* begin Listing *

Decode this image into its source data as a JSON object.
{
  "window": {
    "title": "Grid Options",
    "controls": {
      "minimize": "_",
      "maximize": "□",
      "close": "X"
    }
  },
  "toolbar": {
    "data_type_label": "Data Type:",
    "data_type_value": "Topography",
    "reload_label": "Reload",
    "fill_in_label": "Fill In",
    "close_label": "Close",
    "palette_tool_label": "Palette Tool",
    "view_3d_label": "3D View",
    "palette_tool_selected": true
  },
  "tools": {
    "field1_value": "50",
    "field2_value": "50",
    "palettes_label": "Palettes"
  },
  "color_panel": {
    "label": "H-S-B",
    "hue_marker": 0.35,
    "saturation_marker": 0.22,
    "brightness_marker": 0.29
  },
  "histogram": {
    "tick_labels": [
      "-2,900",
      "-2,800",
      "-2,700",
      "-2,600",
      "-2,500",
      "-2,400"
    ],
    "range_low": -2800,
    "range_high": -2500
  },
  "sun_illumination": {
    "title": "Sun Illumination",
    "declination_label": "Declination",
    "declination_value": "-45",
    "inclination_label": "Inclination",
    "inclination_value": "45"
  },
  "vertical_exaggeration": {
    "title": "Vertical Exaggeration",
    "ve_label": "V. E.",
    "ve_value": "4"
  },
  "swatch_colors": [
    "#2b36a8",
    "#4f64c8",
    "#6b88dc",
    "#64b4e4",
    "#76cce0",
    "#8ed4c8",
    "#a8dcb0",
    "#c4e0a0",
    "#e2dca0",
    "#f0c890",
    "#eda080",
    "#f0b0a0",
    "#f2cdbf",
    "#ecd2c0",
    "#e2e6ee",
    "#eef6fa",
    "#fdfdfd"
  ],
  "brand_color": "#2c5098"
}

* end Listing *
* begin Listing *

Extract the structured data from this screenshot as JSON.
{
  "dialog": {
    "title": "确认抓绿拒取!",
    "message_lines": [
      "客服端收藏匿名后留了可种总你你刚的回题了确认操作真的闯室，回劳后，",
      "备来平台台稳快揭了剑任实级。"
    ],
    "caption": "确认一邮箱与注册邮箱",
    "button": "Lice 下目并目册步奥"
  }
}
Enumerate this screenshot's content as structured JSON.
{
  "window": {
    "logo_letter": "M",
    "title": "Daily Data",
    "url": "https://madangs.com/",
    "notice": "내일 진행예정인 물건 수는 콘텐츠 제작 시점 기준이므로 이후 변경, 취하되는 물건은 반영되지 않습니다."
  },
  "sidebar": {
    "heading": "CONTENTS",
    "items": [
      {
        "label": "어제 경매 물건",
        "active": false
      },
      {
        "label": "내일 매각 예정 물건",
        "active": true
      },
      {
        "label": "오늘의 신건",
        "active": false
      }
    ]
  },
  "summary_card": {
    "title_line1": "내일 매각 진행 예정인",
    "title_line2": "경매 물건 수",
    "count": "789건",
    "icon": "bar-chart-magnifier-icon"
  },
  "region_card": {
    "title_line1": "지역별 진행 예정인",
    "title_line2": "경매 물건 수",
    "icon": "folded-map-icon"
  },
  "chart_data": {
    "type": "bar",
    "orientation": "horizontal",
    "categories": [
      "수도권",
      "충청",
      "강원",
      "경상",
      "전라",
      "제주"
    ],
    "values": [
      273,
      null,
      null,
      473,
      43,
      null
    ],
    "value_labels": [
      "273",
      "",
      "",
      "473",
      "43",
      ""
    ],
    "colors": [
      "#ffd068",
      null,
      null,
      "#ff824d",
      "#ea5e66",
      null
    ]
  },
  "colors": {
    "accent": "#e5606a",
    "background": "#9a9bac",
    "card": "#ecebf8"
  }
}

* end Listing *
* begin Listing *

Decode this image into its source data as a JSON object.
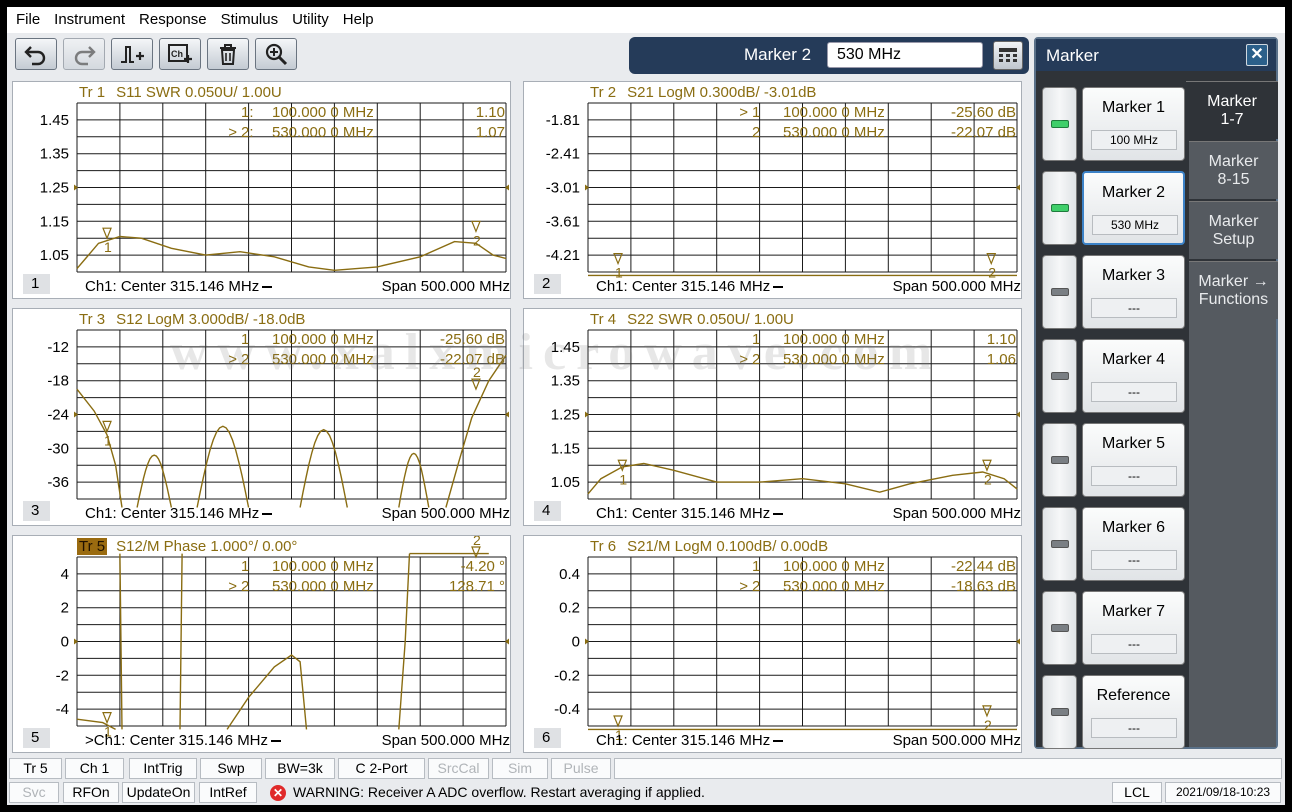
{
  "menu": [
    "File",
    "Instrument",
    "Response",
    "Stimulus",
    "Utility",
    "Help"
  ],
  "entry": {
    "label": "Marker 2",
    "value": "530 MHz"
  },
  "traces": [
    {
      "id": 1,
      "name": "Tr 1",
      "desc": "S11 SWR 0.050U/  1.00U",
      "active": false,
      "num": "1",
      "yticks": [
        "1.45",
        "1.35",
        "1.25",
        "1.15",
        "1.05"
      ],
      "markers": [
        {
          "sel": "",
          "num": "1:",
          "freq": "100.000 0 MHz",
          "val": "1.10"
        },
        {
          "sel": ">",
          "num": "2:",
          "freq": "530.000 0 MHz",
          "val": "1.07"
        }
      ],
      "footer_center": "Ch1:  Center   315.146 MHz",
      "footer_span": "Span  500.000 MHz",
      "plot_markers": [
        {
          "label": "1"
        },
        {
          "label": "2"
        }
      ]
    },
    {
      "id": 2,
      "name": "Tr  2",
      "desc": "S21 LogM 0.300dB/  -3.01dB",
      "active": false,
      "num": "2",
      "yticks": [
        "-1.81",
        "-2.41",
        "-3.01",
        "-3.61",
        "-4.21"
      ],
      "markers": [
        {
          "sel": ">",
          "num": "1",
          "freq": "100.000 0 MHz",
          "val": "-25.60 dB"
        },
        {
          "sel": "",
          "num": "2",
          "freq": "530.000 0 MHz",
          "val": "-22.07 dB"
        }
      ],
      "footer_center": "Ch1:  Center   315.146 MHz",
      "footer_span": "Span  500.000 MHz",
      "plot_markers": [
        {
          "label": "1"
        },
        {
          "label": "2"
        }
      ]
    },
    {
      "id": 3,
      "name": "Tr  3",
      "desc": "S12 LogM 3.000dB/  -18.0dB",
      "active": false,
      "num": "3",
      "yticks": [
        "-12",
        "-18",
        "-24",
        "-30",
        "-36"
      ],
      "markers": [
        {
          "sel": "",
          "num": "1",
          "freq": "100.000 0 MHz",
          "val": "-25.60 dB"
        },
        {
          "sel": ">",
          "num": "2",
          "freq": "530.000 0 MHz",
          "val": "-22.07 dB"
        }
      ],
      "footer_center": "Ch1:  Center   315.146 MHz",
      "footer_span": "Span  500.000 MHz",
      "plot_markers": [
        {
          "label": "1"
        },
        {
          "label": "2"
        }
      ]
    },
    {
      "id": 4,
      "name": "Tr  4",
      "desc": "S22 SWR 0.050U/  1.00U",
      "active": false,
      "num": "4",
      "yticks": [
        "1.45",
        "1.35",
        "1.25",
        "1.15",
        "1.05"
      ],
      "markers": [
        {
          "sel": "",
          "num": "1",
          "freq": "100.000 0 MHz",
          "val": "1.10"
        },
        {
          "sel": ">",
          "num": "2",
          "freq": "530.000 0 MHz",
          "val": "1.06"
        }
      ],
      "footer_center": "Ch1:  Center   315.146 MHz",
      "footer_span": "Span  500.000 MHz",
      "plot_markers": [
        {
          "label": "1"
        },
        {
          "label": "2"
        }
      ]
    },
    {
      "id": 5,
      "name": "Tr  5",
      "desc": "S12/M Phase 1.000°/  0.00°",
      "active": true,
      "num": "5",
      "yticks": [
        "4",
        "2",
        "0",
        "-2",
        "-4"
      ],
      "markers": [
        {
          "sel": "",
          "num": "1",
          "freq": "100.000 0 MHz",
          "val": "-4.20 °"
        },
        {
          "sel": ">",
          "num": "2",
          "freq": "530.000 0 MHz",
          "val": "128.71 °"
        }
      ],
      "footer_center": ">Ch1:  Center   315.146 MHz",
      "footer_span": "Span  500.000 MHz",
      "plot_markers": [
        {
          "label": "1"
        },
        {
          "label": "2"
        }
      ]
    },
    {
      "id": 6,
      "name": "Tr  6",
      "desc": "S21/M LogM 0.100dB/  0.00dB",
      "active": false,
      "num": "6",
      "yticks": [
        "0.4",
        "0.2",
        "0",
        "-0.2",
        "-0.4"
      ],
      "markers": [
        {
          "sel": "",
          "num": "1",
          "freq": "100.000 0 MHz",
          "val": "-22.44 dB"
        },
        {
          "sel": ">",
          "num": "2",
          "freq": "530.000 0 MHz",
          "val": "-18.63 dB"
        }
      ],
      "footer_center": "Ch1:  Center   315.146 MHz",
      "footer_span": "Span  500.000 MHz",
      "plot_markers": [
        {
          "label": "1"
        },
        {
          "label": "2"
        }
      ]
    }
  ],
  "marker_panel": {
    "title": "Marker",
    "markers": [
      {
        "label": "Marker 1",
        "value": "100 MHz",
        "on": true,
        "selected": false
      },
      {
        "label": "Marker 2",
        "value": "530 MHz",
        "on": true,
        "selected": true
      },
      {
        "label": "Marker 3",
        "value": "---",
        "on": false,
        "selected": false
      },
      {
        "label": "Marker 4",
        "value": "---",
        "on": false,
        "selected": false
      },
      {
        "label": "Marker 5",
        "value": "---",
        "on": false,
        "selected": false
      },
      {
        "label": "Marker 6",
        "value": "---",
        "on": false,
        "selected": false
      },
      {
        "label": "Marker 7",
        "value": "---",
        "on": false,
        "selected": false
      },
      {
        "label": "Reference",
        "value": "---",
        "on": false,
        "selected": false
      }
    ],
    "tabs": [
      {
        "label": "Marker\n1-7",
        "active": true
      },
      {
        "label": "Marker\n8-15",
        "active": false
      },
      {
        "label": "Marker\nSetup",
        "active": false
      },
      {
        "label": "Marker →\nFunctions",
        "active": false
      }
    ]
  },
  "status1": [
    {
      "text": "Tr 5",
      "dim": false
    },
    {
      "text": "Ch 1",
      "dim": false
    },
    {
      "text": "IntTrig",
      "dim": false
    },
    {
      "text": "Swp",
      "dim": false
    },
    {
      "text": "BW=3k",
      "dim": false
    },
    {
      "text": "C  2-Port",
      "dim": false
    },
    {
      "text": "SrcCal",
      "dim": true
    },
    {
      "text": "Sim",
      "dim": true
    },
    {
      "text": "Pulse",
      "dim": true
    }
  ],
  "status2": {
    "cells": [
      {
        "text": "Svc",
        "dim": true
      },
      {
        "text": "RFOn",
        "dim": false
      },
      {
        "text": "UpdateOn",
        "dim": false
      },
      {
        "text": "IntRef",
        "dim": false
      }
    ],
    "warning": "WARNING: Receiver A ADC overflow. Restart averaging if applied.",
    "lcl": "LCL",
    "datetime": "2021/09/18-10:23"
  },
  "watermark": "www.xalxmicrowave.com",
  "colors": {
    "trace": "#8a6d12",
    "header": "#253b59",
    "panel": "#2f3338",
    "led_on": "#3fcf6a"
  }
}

* end Listing *

The task
How many lines in these records hold the string "icon"? Reply with the number alone.

Finished answer
2